__WRITTEN REQUEST__
How many lines of the data include the string "September"? State the number and nothing else.

==========

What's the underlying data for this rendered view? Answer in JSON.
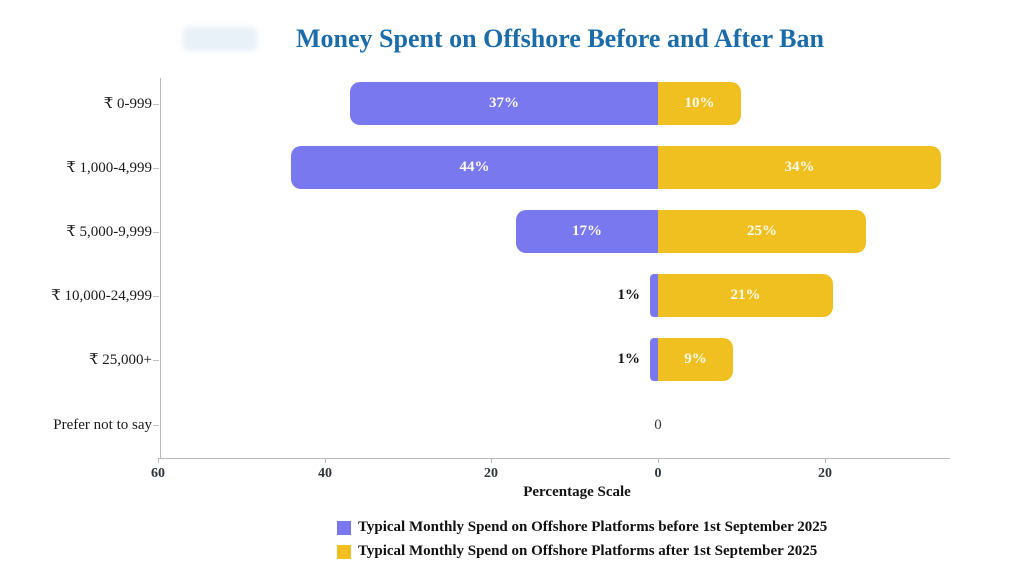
{
  "title": "Money Spent on Offshore Before and After Ban",
  "chart_data": {
    "type": "bar",
    "variant": "diverging-horizontal",
    "title": "Money Spent on Offshore Before and After Ban",
    "categories": [
      "₹ 0-999",
      "₹ 1,000-4,999",
      "₹ 5,000-9,999",
      "₹ 10,000-24,999",
      "₹ 25,000+",
      "Prefer not to say"
    ],
    "series": [
      {
        "name": "Typical Monthly Spend on Offshore Platforms before 1st September 2025",
        "side": "left",
        "color": "#7a78ef",
        "values": [
          37,
          44,
          17,
          1,
          1,
          0
        ]
      },
      {
        "name": "Typical Monthly Spend on Offshore Platforms after 1st September 2025",
        "side": "right",
        "color": "#efc020",
        "values": [
          10,
          34,
          25,
          21,
          9,
          0
        ]
      }
    ],
    "value_labels": [
      [
        "37%",
        "10%"
      ],
      [
        "44%",
        "34%"
      ],
      [
        "17%",
        "25%"
      ],
      [
        "1%",
        "21%"
      ],
      [
        "1%",
        "9%"
      ],
      [
        "0",
        ""
      ]
    ],
    "zero_row_label": "0",
    "xlabel": "Percentage Scale",
    "x_ticks": [
      "60",
      "40",
      "20",
      "0",
      "20"
    ],
    "x_tick_values": [
      -60,
      -40,
      -20,
      0,
      20
    ],
    "xlim": [
      -60,
      35
    ],
    "grid": false,
    "legend_position": "bottom",
    "colors": {
      "title": "#1b6ca9",
      "before_bar": "#7a78ef",
      "after_bar": "#efc020",
      "bar_label": "#fbf9f0",
      "axis": "#b8b8b8",
      "text": "#141414"
    }
  }
}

==========

__EXERCISE ANSWER__
2